### EXCERPTED RECORDS

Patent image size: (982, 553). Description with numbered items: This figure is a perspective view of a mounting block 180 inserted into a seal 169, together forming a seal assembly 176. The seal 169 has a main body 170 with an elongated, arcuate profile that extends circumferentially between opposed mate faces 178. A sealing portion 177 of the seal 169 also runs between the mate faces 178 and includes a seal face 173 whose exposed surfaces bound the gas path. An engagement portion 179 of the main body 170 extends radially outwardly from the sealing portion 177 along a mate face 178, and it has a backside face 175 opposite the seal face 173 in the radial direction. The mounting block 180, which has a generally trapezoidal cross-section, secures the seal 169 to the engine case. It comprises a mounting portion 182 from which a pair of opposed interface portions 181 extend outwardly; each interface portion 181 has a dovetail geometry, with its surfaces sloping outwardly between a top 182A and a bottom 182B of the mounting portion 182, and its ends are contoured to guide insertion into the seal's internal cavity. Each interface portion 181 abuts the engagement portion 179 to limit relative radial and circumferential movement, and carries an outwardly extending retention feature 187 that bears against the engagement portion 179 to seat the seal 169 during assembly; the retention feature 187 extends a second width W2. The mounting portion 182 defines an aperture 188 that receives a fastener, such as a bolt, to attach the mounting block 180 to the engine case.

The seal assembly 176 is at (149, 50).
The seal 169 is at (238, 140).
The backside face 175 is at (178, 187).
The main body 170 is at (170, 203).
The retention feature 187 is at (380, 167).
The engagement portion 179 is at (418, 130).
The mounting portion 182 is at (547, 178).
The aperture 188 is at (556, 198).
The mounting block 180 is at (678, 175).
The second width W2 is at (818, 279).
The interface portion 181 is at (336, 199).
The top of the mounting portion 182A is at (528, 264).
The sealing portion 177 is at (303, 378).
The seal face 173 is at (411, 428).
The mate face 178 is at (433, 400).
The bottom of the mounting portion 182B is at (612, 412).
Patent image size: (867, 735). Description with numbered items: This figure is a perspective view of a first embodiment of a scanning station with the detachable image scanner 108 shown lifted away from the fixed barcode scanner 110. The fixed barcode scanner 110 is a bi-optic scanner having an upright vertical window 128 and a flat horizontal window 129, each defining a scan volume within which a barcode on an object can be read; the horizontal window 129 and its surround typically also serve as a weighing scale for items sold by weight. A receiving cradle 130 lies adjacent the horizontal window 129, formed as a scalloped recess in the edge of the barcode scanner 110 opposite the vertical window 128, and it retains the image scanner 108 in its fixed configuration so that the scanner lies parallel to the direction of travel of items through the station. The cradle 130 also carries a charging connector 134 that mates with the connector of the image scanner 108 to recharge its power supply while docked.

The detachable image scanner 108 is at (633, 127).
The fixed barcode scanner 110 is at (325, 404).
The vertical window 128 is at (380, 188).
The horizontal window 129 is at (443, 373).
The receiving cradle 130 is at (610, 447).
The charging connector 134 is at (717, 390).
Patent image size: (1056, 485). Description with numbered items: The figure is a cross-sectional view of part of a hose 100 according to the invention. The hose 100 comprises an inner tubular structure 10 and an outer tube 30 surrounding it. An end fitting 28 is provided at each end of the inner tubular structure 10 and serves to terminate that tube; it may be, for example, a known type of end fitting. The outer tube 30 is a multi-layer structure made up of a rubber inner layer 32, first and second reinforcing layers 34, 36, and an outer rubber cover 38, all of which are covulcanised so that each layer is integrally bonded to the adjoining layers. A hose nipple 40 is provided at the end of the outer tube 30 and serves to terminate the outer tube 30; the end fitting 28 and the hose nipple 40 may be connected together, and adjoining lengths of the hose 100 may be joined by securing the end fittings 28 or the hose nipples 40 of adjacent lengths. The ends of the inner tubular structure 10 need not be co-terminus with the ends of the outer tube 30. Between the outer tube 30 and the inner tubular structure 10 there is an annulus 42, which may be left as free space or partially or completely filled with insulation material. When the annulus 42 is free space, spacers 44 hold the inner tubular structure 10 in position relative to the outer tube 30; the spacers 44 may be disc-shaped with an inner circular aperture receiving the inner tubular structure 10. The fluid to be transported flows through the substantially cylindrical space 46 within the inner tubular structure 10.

######

== DIRECTIONS ==
Can you copy out every line of the data above word for word?

== RESULT OF THE TASK ==
Patent image size: (982, 553). Description with numbered items: This figure is a perspective view of a mounting block 180 inserted into a seal 169, together forming a seal assembly 176. The seal 169 has a main body 170 with an elongated, arcuate profile that extends circumferentially between opposed mate faces 178. A sealing portion 177 of the seal 169 also runs between the mate faces 178 and includes a seal face 173 whose exposed surfaces bound the gas path. An engagement portion 179 of the main body 170 extends radially outwardly from the sealing portion 177 along a mate face 178, and it has a backside face 175 opposite the seal face 173 in the radial direction. The mounting block 180, which has a generally trapezoidal cross-section, secures the seal 169 to the engine case. It comprises a mounting portion 182 from which a pair of opposed interface portions 181 extend outwardly; each interface portion 181 has a dovetail geometry, with its surfaces sloping outwardly between a top 182A and a bottom 182B of the mounting portion 182, and its ends are contoured to guide insertion into the seal's internal cavity. Each interface portion 181 abuts the engagement portion 179 to limit relative radial and circumferential movement, and carries an outwardly extending retention feature 187 that bears against the engagement portion 179 to seat the seal 169 during assembly; the retention feature 187 extends a second width W2. The mounting portion 182 defines an aperture 188 that receives a fastener, such as a bolt, to attach the mounting block 180 to the engine case.

The seal assembly 176 is at (149, 50).
The seal 169 is at (238, 140).
The backside face 175 is at (178, 187).
The main body 170 is at (170, 203).
The retention feature 187 is at (380, 167).
The engagement portion 179 is at (418, 130).
The mounting portion 182 is at (547, 178).
The aperture 188 is at (556, 198).
The mounting block 180 is at (678, 175).
The second width W2 is at (818, 279).
The interface portion 181 is at (336, 199).
The top of the mounting portion 182A is at (528, 264).
The sealing portion 177 is at (303, 378).
The seal face 173 is at (411, 428).
The mate face 178 is at (433, 400).
The bottom of the mounting portion 182B is at (612, 412).
Patent image size: (867, 735). Description with numbered items: This figure is a perspective view of a first embodiment of a scanning station with the detachable image scanner 108 shown lifted away from the fixed barcode scanner 110. The fixed barcode scanner 110 is a bi-optic scanner having an upright vertical window 128 and a flat horizontal window 129, each defining a scan volume within which a barcode on an object can be read; the horizontal window 129 and its surround typically also serve as a weighing scale for items sold by weight. A receiving cradle 130 lies adjacent the horizontal window 129, formed as a scalloped recess in the edge of the barcode scanner 110 opposite the vertical window 128, and it retains the image scanner 108 in its fixed configuration so that the scanner lies parallel to the direction of travel of items through the station. The cradle 130 also carries a charging connector 134 that mates with the connector of the image scanner 108 to recharge its power supply while docked.

The detachable image scanner 108 is at (633, 127).
The fixed barcode scanner 110 is at (325, 404).
The vertical window 128 is at (380, 188).
The horizontal window 129 is at (443, 373).
The receiving cradle 130 is at (610, 447).
The charging connector 134 is at (717, 390).
Patent image size: (1056, 485). Description with numbered items: The figure is a cross-sectional view of part of a hose 100 according to the invention. The hose 100 comprises an inner tubular structure 10 and an outer tube 30 surrounding it. An end fitting 28 is provided at each end of the inner tubular structure 10 and serves to terminate that tube; it may be, for example, a known type of end fitting. The outer tube 30 is a multi-layer structure made up of a rubber inner layer 32, first and second reinforcing layers 34, 36, and an outer rubber cover 38, all of which are covulcanised so that each layer is integrally bonded to the adjoining layers. A hose nipple 40 is provided at the end of the outer tube 30 and serves to terminate the outer tube 30; the end fitting 28 and the hose nipple 40 may be connected together, and adjoining lengths of the hose 100 may be joined by securing the end fittings 28 or the hose nipples 40 of adjacent lengths. The ends of the inner tubular structure 10 need not be co-terminus with the ends of the outer tube 30. Between the outer tube 30 and the inner tubular structure 10 there is an annulus 42, which may be left as free space or partially or completely filled with insulation material. When the annulus 42 is free space, spacers 44 hold the inner tubular structure 10 in position relative to the outer tube 30; the spacers 44 may be disc-shaped with an inner circular aperture receiving the inner tubular structure 10. The fluid to be transported flows through the substantially cylindrical space 46 within the inner tubular structure 10.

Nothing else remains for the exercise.